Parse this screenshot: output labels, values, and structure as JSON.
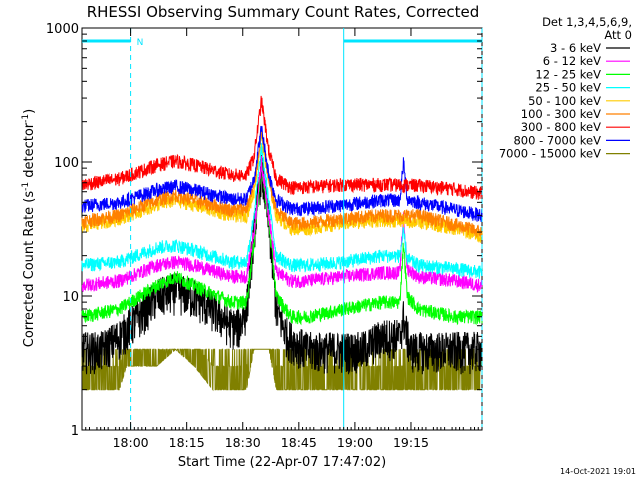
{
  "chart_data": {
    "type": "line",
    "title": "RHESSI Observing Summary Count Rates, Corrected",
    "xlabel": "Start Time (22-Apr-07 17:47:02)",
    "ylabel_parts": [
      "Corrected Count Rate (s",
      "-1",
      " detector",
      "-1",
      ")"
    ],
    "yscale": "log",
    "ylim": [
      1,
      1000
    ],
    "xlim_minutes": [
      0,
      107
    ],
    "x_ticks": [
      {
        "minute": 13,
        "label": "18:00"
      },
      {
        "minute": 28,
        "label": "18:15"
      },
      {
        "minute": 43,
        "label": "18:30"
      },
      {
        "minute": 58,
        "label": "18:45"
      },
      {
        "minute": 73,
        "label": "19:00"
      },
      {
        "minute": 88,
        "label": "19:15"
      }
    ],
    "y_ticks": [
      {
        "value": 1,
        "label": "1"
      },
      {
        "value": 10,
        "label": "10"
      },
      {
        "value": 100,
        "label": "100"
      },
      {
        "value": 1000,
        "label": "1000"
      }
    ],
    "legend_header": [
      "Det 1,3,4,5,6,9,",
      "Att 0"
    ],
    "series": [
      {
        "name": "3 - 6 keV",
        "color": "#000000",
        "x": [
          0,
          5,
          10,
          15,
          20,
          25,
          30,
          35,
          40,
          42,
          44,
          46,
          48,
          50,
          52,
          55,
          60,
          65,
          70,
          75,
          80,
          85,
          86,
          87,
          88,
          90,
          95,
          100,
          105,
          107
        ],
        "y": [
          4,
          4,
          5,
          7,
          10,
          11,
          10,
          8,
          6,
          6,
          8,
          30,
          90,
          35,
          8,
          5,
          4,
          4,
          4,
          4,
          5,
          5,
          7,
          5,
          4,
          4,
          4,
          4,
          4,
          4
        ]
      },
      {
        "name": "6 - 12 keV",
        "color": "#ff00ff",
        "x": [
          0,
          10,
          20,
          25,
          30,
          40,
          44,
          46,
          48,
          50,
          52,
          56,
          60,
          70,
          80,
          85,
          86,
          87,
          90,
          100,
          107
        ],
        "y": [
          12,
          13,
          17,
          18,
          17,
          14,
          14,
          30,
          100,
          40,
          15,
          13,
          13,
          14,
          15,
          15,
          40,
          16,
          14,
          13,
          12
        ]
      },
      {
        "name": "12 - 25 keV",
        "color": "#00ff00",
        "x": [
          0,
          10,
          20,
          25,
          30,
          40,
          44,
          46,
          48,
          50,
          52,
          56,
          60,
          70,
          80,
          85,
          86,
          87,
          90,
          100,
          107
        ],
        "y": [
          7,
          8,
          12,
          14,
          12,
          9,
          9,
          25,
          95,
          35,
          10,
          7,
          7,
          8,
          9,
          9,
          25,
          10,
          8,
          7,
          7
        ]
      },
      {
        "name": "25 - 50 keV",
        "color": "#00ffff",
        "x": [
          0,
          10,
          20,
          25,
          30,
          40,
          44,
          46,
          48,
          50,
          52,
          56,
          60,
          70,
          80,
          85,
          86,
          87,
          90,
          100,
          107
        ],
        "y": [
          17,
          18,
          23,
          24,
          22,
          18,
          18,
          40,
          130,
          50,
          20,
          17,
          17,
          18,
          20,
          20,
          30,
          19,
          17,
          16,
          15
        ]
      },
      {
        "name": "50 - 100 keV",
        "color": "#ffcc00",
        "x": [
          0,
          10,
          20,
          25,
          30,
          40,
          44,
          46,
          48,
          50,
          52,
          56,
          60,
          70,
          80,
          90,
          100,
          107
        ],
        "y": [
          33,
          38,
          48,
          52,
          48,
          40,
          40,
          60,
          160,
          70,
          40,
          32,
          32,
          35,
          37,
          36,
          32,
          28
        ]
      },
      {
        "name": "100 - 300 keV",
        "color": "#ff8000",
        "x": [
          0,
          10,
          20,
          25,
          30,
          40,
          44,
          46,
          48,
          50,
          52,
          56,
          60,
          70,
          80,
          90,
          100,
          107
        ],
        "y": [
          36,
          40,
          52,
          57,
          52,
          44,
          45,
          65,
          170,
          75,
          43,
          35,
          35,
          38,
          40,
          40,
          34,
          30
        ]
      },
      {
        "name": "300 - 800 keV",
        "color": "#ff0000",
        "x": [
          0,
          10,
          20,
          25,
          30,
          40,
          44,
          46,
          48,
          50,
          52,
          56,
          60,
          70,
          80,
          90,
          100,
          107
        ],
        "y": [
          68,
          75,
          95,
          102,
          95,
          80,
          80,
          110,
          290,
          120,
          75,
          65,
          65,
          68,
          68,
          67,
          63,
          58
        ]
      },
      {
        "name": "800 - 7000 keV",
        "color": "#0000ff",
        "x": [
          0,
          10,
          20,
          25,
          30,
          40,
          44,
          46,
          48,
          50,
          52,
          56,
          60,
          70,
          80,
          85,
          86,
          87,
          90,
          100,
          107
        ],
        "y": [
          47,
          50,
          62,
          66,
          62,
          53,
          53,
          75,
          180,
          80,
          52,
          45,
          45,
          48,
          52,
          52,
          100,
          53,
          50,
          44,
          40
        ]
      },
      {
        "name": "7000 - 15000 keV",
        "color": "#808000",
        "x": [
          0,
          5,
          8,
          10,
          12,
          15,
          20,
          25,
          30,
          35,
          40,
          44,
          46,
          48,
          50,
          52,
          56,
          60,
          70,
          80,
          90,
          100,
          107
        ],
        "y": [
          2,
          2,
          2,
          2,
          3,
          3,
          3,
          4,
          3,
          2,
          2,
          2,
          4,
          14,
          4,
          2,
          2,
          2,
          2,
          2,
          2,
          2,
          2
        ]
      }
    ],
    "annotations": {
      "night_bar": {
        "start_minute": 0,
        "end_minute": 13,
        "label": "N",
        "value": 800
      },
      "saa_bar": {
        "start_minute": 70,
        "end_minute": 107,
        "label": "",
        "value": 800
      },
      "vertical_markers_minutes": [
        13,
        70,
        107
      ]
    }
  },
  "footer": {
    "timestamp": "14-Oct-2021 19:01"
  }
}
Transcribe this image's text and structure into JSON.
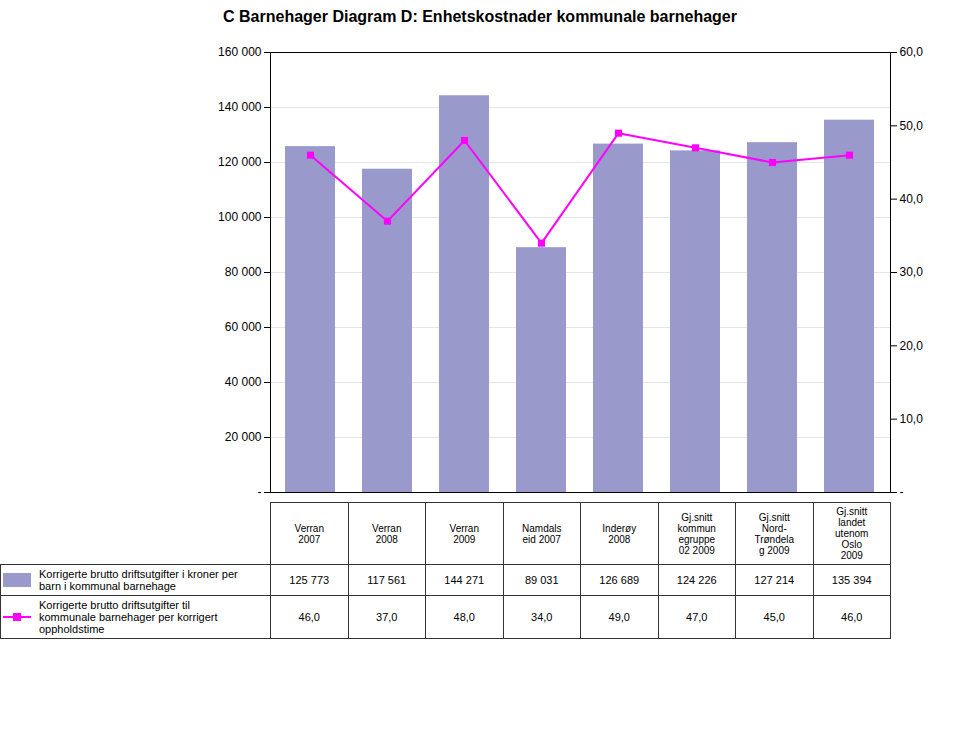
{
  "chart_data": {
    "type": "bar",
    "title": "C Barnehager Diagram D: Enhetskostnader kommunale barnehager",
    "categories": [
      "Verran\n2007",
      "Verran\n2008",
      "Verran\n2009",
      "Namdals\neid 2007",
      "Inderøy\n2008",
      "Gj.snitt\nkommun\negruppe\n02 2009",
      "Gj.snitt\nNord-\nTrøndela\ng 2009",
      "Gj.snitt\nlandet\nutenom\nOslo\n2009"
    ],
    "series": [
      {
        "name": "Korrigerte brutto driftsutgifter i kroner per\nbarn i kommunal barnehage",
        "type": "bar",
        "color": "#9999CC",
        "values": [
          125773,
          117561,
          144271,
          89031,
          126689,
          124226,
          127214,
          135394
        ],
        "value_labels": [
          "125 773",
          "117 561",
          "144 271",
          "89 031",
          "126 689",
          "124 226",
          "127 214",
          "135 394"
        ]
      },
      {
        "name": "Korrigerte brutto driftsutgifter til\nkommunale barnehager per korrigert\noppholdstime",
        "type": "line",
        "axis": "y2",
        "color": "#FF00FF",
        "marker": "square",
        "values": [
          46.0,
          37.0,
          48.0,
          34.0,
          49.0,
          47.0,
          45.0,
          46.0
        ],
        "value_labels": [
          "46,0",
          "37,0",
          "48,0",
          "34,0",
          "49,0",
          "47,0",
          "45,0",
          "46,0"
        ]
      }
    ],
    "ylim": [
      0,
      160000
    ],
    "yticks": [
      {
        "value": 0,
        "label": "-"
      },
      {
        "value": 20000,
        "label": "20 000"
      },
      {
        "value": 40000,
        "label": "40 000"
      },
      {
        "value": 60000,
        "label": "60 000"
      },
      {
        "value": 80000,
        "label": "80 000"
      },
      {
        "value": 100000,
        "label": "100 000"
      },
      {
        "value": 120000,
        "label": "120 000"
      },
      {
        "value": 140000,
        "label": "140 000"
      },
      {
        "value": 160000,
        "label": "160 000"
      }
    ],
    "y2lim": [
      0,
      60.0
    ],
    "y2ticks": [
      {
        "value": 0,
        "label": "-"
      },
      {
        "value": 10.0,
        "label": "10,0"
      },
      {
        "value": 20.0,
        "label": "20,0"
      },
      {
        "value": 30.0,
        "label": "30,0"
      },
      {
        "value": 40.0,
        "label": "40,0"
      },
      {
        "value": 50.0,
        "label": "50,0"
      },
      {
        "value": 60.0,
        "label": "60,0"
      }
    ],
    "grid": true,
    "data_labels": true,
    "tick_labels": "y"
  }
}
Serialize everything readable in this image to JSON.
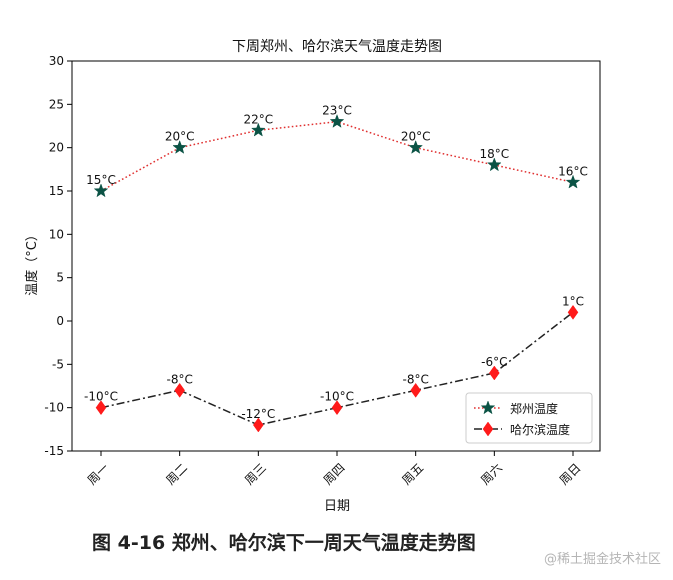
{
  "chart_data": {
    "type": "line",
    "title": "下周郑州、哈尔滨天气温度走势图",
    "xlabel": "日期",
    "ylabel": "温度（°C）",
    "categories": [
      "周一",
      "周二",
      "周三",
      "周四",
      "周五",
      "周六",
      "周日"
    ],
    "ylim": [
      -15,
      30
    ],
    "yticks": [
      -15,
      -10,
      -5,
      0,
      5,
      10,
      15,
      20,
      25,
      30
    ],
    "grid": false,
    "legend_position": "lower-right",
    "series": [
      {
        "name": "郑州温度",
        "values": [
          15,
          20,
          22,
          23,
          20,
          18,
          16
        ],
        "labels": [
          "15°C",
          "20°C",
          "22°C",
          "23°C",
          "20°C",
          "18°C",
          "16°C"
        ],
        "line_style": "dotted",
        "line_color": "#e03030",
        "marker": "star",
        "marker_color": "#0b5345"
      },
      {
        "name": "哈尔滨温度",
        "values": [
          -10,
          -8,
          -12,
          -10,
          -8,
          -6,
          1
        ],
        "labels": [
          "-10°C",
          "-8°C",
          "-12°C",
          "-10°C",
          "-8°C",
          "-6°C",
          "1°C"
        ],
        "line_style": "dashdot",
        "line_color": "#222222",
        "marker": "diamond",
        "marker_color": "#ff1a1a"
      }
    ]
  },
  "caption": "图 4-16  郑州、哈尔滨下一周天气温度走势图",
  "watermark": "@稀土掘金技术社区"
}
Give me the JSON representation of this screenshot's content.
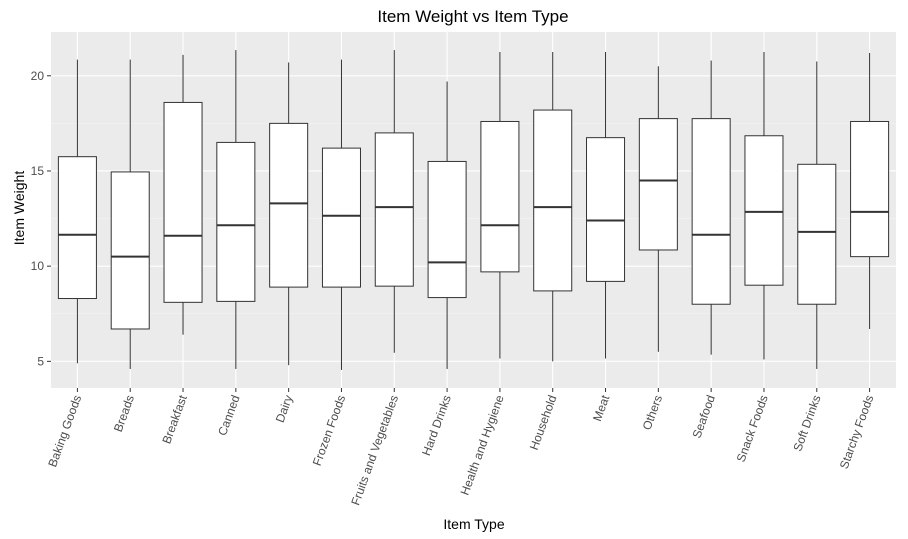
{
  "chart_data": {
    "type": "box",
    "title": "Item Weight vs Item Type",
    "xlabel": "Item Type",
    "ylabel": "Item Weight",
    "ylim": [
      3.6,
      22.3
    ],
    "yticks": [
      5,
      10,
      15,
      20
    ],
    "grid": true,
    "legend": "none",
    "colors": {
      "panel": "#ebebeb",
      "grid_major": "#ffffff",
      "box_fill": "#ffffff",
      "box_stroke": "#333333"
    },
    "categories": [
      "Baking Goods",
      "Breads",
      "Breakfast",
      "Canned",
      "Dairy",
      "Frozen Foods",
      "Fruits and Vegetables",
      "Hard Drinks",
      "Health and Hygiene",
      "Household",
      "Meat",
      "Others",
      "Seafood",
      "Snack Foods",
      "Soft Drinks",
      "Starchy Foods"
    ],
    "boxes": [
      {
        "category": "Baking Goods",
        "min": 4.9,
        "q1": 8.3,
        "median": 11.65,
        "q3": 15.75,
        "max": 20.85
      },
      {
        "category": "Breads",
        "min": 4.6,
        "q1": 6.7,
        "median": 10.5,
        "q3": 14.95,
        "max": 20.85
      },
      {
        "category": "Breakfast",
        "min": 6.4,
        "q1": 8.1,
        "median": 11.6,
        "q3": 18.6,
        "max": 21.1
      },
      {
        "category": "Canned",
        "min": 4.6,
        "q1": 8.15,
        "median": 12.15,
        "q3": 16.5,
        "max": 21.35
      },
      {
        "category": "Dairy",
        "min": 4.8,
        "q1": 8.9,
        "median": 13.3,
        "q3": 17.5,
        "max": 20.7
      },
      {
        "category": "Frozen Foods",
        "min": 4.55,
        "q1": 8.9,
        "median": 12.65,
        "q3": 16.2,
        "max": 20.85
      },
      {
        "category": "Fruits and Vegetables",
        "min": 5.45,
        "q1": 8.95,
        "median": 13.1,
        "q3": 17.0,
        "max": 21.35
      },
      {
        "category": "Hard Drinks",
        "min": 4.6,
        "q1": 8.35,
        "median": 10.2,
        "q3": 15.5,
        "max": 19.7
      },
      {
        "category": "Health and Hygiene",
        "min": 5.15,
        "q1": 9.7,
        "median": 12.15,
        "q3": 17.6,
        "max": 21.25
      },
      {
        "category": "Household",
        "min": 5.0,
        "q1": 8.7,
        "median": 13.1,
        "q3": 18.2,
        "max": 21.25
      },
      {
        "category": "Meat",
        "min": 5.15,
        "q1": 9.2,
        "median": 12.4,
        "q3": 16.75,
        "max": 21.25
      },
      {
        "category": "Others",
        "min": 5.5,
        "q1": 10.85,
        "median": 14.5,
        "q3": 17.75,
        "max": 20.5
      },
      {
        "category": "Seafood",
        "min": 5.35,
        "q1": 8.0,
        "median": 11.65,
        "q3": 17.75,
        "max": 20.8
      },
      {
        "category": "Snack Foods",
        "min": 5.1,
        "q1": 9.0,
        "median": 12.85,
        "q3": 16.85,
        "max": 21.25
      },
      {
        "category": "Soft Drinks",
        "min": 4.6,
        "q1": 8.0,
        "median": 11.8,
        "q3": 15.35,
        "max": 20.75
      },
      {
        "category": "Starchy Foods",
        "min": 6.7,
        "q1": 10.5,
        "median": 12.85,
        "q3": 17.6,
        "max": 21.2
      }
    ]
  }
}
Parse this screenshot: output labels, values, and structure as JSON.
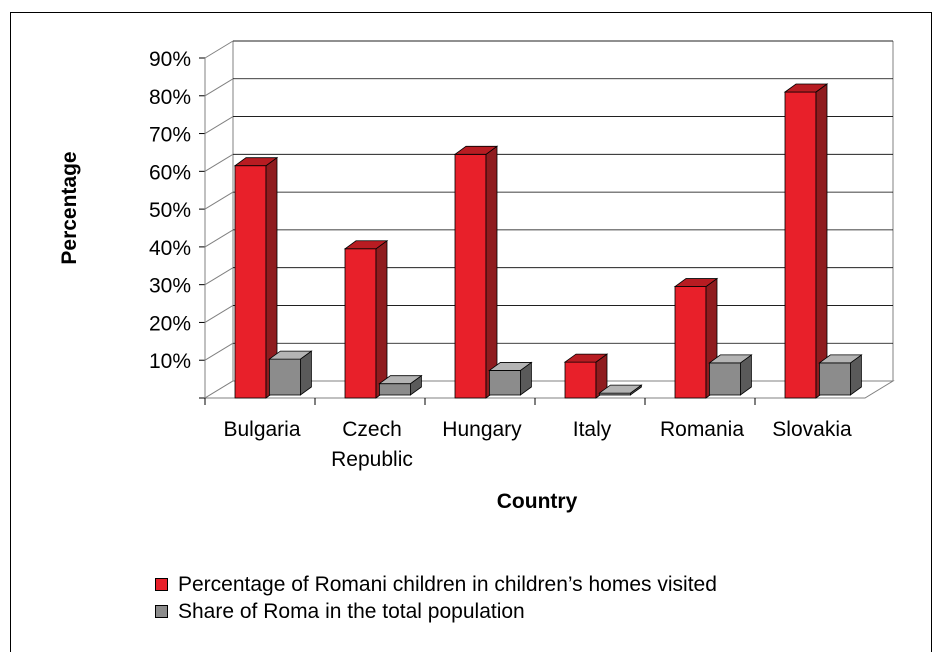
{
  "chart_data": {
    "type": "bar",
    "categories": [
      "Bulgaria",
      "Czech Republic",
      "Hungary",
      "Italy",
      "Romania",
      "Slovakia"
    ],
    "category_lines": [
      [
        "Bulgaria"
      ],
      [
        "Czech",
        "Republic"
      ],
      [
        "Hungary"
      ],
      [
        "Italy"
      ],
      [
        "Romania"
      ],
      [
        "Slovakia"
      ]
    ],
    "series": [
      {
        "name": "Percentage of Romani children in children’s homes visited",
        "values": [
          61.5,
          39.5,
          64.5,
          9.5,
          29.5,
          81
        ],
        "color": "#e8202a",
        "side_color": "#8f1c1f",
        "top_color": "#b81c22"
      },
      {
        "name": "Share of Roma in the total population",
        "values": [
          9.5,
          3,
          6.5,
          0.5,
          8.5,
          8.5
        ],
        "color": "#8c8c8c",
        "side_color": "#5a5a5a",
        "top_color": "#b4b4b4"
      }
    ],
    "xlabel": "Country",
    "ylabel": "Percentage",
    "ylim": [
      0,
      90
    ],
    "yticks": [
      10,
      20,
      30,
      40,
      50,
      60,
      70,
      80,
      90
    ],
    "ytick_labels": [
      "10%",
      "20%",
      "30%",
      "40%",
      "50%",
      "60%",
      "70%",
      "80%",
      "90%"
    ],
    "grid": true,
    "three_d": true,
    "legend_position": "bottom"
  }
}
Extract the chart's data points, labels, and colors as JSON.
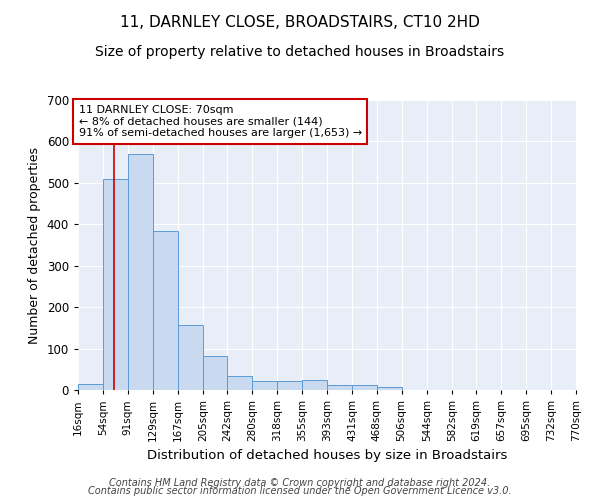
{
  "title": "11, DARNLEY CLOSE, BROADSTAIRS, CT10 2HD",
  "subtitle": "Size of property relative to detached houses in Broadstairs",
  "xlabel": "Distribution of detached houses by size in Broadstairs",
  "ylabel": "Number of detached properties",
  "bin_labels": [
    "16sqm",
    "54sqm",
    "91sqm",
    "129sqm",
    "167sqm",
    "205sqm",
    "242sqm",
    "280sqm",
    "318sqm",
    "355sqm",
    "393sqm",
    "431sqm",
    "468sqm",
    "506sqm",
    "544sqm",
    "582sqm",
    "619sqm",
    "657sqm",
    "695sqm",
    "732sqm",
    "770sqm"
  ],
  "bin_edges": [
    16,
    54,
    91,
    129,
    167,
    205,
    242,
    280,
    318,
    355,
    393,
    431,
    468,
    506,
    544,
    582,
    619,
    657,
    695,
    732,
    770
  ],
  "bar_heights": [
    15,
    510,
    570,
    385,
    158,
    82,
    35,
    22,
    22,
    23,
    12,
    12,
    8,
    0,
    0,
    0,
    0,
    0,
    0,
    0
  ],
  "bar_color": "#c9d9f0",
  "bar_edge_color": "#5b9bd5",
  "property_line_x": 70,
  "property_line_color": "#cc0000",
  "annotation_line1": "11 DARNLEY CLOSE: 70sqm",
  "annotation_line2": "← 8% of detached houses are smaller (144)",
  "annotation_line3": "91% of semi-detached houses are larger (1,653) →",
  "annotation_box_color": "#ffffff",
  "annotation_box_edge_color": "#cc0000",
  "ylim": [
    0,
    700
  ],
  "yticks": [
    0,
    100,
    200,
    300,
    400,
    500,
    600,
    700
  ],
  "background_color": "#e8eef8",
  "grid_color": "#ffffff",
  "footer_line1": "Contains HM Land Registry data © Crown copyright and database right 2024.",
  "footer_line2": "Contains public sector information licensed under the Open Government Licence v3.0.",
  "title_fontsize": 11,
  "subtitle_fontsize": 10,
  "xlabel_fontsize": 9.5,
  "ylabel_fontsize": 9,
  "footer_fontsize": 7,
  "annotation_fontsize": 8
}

──────────────────────────────

What is required -
Show all lines in the entries above where the word "image" appears.

Exercise solution -
Transcribe this image's text and structure into JSON.
Serialize everything readable in this image to JSON.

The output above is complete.